Stored records
● ● ● ● ●

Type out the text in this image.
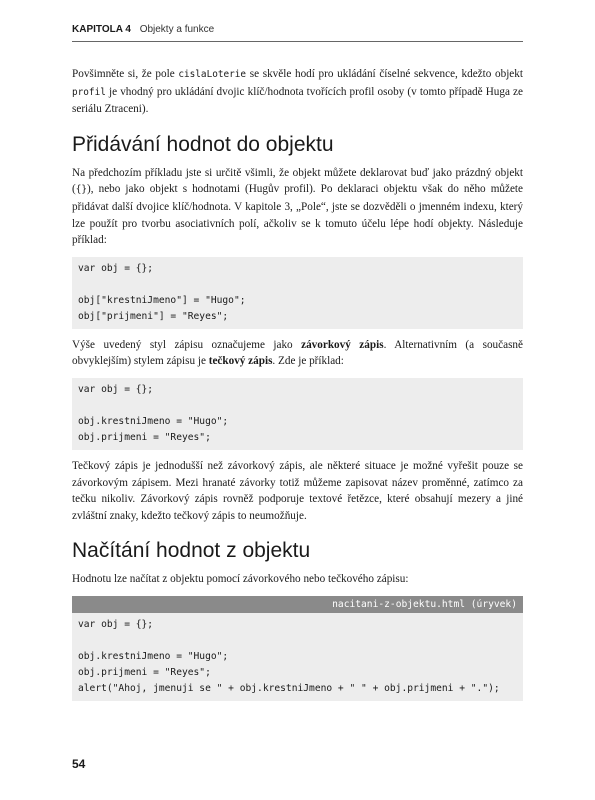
KAPITOLA 4 Objekty a funkce

Povšimněte si, že pole cislaLoterie se skvěle hodí pro ukládání číselné sekvence, kdežto objekt profil je vhodný pro ukládání dvojic klíč/hodnota tvořících profil osoby (v tomto případě Huga ze seriálu Ztraceni).

Přidávání hodnot do objektu

Na předchozím příkladu jste si určitě všimli, že objekt můžete deklarovat buď jako prázdný objekt ({}), nebo jako objekt s hodnotami (Hugův profil). Po deklaraci objektu však do něho můžete přidávat další dvojice klíč/hodnota. V kapitole 3, „Pole“, jste se dozvěděli o jmenném indexu, který lze použít pro tvorbu asociativních polí, ačkoliv se k tomuto účelu lépe hodí objekty. Následuje příklad:

var obj = {};

obj["krestniJmeno"] = "Hugo";
obj["prijmeni"] = "Reyes";

Výše uvedený styl zápisu označujeme jako závorkový zápis. Alternativním (a současně obvyklejším) stylem zápisu je tečkový zápis. Zde je příklad:

var obj = {};

obj.krestniJmeno = "Hugo";
obj.prijmeni = "Reyes";

Tečkový zápis je jednodušší než závorkový zápis, ale některé situace je možné vyřešit pouze se závorkovým zápisem. Mezi hranaté závorky totiž můžeme zapisovat název proměnné, zatímco za tečku nikoliv. Závorkový zápis rovněž podporuje textové řetězce, které obsahují mezery a jiné zvláštní znaky, kdežto tečkový zápis to neumožňuje.

Načítání hodnot z objektu

Hodnotu lze načítat z objektu pomocí závorkového nebo tečkového zápisu:

nacitani-z-objektu.html (úryvek)
var obj = {};

obj.krestniJmeno = "Hugo";
obj.prijmeni = "Reyes";
alert("Ahoj, jmenuji se " + obj.krestniJmeno + " " + obj.prijmeni + ".");
54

● ● ● ● ●

STATED TASK:
Return to the listing above and set it down exactly, leaving out its pictures.

WRITTEN REPLY:
Type out the text in this image.
KAPITOLA 4 Objekty a funkce

Povšimněte si, že pole cislaLoterie se skvěle hodí pro ukládání číselné sekvence, kdežto objekt profil je vhodný pro ukládání dvojic klíč/hodnota tvořících profil osoby (v tomto případě Huga ze seriálu Ztraceni).

Přidávání hodnot do objektu

Na předchozím příkladu jste si určitě všimli, že objekt můžete deklarovat buď jako prázdný objekt ({}), nebo jako objekt s hodnotami (Hugův profil). Po deklaraci objektu však do něho můžete přidávat další dvojice klíč/hodnota. V kapitole 3, „Pole“, jste se dozvěděli o jmenném indexu, který lze použít pro tvorbu asociativních polí, ačkoliv se k tomuto účelu lépe hodí objekty. Následuje příklad:

var obj = {};

obj["krestniJmeno"] = "Hugo";
obj["prijmeni"] = "Reyes";

Výše uvedený styl zápisu označujeme jako závorkový zápis. Alternativním (a současně obvyklejším) stylem zápisu je tečkový zápis. Zde je příklad:

var obj = {};

obj.krestniJmeno = "Hugo";
obj.prijmeni = "Reyes";

Tečkový zápis je jednodušší než závorkový zápis, ale některé situace je možné vyřešit pouze se závorkovým zápisem. Mezi hranaté závorky totiž můžeme zapisovat název proměnné, zatímco za tečku nikoliv. Závorkový zápis rovněž podporuje textové řetězce, které obsahují mezery a jiné zvláštní znaky, kdežto tečkový zápis to neumožňuje.

Načítání hodnot z objektu

Hodnotu lze načítat z objektu pomocí závorkového nebo tečkového zápisu:

nacitani-z-objektu.html (úryvek)
var obj = {};

obj.krestniJmeno = "Hugo";
obj.prijmeni = "Reyes";
alert("Ahoj, jmenuji se " + obj.krestniJmeno + " " + obj.prijmeni + ".");
54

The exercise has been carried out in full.